▽

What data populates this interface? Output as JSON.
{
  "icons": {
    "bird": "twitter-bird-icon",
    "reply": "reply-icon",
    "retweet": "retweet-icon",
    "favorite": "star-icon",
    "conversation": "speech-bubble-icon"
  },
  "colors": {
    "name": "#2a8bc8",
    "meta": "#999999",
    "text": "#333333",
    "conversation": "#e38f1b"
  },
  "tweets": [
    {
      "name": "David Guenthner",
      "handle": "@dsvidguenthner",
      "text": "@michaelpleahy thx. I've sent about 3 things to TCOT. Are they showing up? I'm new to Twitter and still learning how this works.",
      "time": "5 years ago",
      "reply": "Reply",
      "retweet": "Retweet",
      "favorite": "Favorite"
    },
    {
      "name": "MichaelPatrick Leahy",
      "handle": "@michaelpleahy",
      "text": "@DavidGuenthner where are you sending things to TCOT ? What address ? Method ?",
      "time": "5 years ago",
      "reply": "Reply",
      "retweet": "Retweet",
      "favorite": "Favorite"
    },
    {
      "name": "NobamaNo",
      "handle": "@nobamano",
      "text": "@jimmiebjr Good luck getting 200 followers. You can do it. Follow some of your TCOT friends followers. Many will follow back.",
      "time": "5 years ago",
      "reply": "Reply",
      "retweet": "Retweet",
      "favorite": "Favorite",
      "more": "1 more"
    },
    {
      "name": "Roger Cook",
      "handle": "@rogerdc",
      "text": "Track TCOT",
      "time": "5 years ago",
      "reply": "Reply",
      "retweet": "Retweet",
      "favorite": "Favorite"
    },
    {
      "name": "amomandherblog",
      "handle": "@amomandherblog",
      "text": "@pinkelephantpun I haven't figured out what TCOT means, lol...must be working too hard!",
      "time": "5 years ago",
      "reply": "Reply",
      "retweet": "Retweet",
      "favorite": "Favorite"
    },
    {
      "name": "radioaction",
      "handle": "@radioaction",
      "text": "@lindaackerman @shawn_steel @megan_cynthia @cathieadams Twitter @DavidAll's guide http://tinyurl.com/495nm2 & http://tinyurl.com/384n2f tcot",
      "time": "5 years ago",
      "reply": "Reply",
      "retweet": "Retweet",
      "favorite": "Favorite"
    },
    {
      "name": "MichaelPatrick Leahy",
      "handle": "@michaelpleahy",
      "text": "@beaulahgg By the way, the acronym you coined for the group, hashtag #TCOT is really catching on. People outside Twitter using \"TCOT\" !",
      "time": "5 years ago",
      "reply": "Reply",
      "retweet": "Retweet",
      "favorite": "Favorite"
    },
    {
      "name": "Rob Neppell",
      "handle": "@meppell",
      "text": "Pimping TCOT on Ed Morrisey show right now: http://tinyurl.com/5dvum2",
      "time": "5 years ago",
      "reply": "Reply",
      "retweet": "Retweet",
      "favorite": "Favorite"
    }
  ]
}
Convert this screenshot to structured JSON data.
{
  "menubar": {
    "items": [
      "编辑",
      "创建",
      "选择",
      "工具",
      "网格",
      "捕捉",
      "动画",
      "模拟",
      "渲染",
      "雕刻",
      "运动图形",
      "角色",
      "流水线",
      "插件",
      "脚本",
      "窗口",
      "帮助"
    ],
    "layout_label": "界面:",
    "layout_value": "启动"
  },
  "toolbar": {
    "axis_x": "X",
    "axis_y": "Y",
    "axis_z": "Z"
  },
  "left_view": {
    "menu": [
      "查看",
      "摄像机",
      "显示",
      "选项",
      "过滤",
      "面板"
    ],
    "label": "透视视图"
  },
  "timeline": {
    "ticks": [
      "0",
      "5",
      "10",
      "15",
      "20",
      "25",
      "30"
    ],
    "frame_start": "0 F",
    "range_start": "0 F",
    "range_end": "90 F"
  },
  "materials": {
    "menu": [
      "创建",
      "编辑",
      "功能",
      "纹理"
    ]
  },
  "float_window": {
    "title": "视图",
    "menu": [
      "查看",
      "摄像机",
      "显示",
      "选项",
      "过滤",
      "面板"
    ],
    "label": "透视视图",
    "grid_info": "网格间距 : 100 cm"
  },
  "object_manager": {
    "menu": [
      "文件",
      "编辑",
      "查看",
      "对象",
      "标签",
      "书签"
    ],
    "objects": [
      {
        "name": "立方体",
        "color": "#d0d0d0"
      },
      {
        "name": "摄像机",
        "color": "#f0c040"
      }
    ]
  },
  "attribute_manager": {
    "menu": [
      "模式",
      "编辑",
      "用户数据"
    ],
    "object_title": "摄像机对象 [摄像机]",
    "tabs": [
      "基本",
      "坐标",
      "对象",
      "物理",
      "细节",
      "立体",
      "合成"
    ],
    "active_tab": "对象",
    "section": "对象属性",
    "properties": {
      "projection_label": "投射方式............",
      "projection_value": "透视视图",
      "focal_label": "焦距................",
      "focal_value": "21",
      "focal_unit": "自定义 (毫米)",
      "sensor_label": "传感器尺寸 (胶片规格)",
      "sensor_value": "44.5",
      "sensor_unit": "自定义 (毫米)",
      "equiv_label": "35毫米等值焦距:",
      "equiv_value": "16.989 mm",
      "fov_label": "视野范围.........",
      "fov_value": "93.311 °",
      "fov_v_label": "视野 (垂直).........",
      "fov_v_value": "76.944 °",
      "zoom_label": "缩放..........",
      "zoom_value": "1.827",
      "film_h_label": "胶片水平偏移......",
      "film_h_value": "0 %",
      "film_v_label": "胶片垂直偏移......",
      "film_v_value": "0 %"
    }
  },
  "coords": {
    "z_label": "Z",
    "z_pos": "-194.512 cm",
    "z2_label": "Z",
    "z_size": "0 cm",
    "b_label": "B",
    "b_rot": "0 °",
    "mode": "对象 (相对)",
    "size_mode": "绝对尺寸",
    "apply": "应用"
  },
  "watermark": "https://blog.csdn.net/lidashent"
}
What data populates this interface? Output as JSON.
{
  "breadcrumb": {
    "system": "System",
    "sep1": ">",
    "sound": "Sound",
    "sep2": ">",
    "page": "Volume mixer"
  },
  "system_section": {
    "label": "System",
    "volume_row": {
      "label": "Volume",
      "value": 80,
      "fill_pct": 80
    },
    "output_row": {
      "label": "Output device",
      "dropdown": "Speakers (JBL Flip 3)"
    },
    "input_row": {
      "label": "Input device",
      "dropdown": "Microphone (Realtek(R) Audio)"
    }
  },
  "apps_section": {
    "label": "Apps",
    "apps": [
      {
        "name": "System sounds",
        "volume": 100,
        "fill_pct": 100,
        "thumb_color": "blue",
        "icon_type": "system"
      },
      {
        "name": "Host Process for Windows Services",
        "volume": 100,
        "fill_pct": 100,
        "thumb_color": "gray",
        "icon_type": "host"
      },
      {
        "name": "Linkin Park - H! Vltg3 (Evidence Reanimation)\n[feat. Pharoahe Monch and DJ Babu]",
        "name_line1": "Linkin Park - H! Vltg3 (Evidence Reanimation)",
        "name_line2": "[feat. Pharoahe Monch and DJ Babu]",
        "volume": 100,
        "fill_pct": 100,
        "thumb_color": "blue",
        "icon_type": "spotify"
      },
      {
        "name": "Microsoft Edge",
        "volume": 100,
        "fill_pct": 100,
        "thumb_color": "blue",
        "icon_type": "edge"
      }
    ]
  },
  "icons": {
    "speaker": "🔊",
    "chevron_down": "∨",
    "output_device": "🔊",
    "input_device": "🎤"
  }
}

△

## EXERCISE PROMPT
Return the entries in full, keeping every line exactly as it is.

## FINAL RESULT
What data populates this interface? Output as JSON.
{
  "icons": {
    "bird": "twitter-bird-icon",
    "reply": "reply-icon",
    "retweet": "retweet-icon",
    "favorite": "star-icon",
    "conversation": "speech-bubble-icon"
  },
  "colors": {
    "name": "#2a8bc8",
    "meta": "#999999",
    "text": "#333333",
    "conversation": "#e38f1b"
  },
  "tweets": [
    {
      "name": "David Guenthner",
      "handle": "@dsvidguenthner",
      "text": "@michaelpleahy thx. I've sent about 3 things to TCOT. Are they showing up? I'm new to Twitter and still learning how this works.",
      "time": "5 years ago",
      "reply": "Reply",
      "retweet": "Retweet",
      "favorite": "Favorite"
    },
    {
      "name": "MichaelPatrick Leahy",
      "handle": "@michaelpleahy",
      "text": "@DavidGuenthner where are you sending things to TCOT ? What address ? Method ?",
      "time": "5 years ago",
      "reply": "Reply",
      "retweet": "Retweet",
      "favorite": "Favorite"
    },
    {
      "name": "NobamaNo",
      "handle": "@nobamano",
      "text": "@jimmiebjr Good luck getting 200 followers. You can do it. Follow some of your TCOT friends followers. Many will follow back.",
      "time": "5 years ago",
      "reply": "Reply",
      "retweet": "Retweet",
      "favorite": "Favorite",
      "more": "1 more"
    },
    {
      "name": "Roger Cook",
      "handle": "@rogerdc",
      "text": "Track TCOT",
      "time": "5 years ago",
      "reply": "Reply",
      "retweet": "Retweet",
      "favorite": "Favorite"
    },
    {
      "name": "amomandherblog",
      "handle": "@amomandherblog",
      "text": "@pinkelephantpun I haven't figured out what TCOT means, lol...must be working too hard!",
      "time": "5 years ago",
      "reply": "Reply",
      "retweet": "Retweet",
      "favorite": "Favorite"
    },
    {
      "name": "radioaction",
      "handle": "@radioaction",
      "text": "@lindaackerman @shawn_steel @megan_cynthia @cathieadams Twitter @DavidAll's guide http://tinyurl.com/495nm2 & http://tinyurl.com/384n2f tcot",
      "time": "5 years ago",
      "reply": "Reply",
      "retweet": "Retweet",
      "favorite": "Favorite"
    },
    {
      "name": "MichaelPatrick Leahy",
      "handle": "@michaelpleahy",
      "text": "@beaulahgg By the way, the acronym you coined for the group, hashtag #TCOT is really catching on. People outside Twitter using \"TCOT\" !",
      "time": "5 years ago",
      "reply": "Reply",
      "retweet": "Retweet",
      "favorite": "Favorite"
    },
    {
      "name": "Rob Neppell",
      "handle": "@meppell",
      "text": "Pimping TCOT on Ed Morrisey show right now: http://tinyurl.com/5dvum2",
      "time": "5 years ago",
      "reply": "Reply",
      "retweet": "Retweet",
      "favorite": "Favorite"
    }
  ]
}
Convert this screenshot to structured JSON data.
{
  "menubar": {
    "items": [
      "编辑",
      "创建",
      "选择",
      "工具",
      "网格",
      "捕捉",
      "动画",
      "模拟",
      "渲染",
      "雕刻",
      "运动图形",
      "角色",
      "流水线",
      "插件",
      "脚本",
      "窗口",
      "帮助"
    ],
    "layout_label": "界面:",
    "layout_value": "启动"
  },
  "toolbar": {
    "axis_x": "X",
    "axis_y": "Y",
    "axis_z": "Z"
  },
  "left_view": {
    "menu": [
      "查看",
      "摄像机",
      "显示",
      "选项",
      "过滤",
      "面板"
    ],
    "label": "透视视图"
  },
  "timeline": {
    "ticks": [
      "0",
      "5",
      "10",
      "15",
      "20",
      "25",
      "30"
    ],
    "frame_start": "0 F",
    "range_start": "0 F",
    "range_end": "90 F"
  },
  "materials": {
    "menu": [
      "创建",
      "编辑",
      "功能",
      "纹理"
    ]
  },
  "float_window": {
    "title": "视图",
    "menu": [
      "查看",
      "摄像机",
      "显示",
      "选项",
      "过滤",
      "面板"
    ],
    "label": "透视视图",
    "grid_info": "网格间距 : 100 cm"
  },
  "object_manager": {
    "menu": [
      "文件",
      "编辑",
      "查看",
      "对象",
      "标签",
      "书签"
    ],
    "objects": [
      {
        "name": "立方体",
        "color": "#d0d0d0"
      },
      {
        "name": "摄像机",
        "color": "#f0c040"
      }
    ]
  },
  "attribute_manager": {
    "menu": [
      "模式",
      "编辑",
      "用户数据"
    ],
    "object_title": "摄像机对象 [摄像机]",
    "tabs": [
      "基本",
      "坐标",
      "对象",
      "物理",
      "细节",
      "立体",
      "合成"
    ],
    "active_tab": "对象",
    "section": "对象属性",
    "properties": {
      "projection_label": "投射方式............",
      "projection_value": "透视视图",
      "focal_label": "焦距................",
      "focal_value": "21",
      "focal_unit": "自定义 (毫米)",
      "sensor_label": "传感器尺寸 (胶片规格)",
      "sensor_value": "44.5",
      "sensor_unit": "自定义 (毫米)",
      "equiv_label": "35毫米等值焦距:",
      "equiv_value": "16.989 mm",
      "fov_label": "视野范围.........",
      "fov_value": "93.311 °",
      "fov_v_label": "视野 (垂直).........",
      "fov_v_value": "76.944 °",
      "zoom_label": "缩放..........",
      "zoom_value": "1.827",
      "film_h_label": "胶片水平偏移......",
      "film_h_value": "0 %",
      "film_v_label": "胶片垂直偏移......",
      "film_v_value": "0 %"
    }
  },
  "coords": {
    "z_label": "Z",
    "z_pos": "-194.512 cm",
    "z2_label": "Z",
    "z_size": "0 cm",
    "b_label": "B",
    "b_rot": "0 °",
    "mode": "对象 (相对)",
    "size_mode": "绝对尺寸",
    "apply": "应用"
  },
  "watermark": "https://blog.csdn.net/lidashent"
}
What data populates this interface? Output as JSON.
{
  "breadcrumb": {
    "system": "System",
    "sep1": ">",
    "sound": "Sound",
    "sep2": ">",
    "page": "Volume mixer"
  },
  "system_section": {
    "label": "System",
    "volume_row": {
      "label": "Volume",
      "value": 80,
      "fill_pct": 80
    },
    "output_row": {
      "label": "Output device",
      "dropdown": "Speakers (JBL Flip 3)"
    },
    "input_row": {
      "label": "Input device",
      "dropdown": "Microphone (Realtek(R) Audio)"
    }
  },
  "apps_section": {
    "label": "Apps",
    "apps": [
      {
        "name": "System sounds",
        "volume": 100,
        "fill_pct": 100,
        "thumb_color": "blue",
        "icon_type": "system"
      },
      {
        "name": "Host Process for Windows Services",
        "volume": 100,
        "fill_pct": 100,
        "thumb_color": "gray",
        "icon_type": "host"
      },
      {
        "name": "Linkin Park - H! Vltg3 (Evidence Reanimation)\n[feat. Pharoahe Monch and DJ Babu]",
        "name_line1": "Linkin Park - H! Vltg3 (Evidence Reanimation)",
        "name_line2": "[feat. Pharoahe Monch and DJ Babu]",
        "volume": 100,
        "fill_pct": 100,
        "thumb_color": "blue",
        "icon_type": "spotify"
      },
      {
        "name": "Microsoft Edge",
        "volume": 100,
        "fill_pct": 100,
        "thumb_color": "blue",
        "icon_type": "edge"
      }
    ]
  },
  "icons": {
    "speaker": "🔊",
    "chevron_down": "∨",
    "output_device": "🔊",
    "input_device": "🎤"
  }
}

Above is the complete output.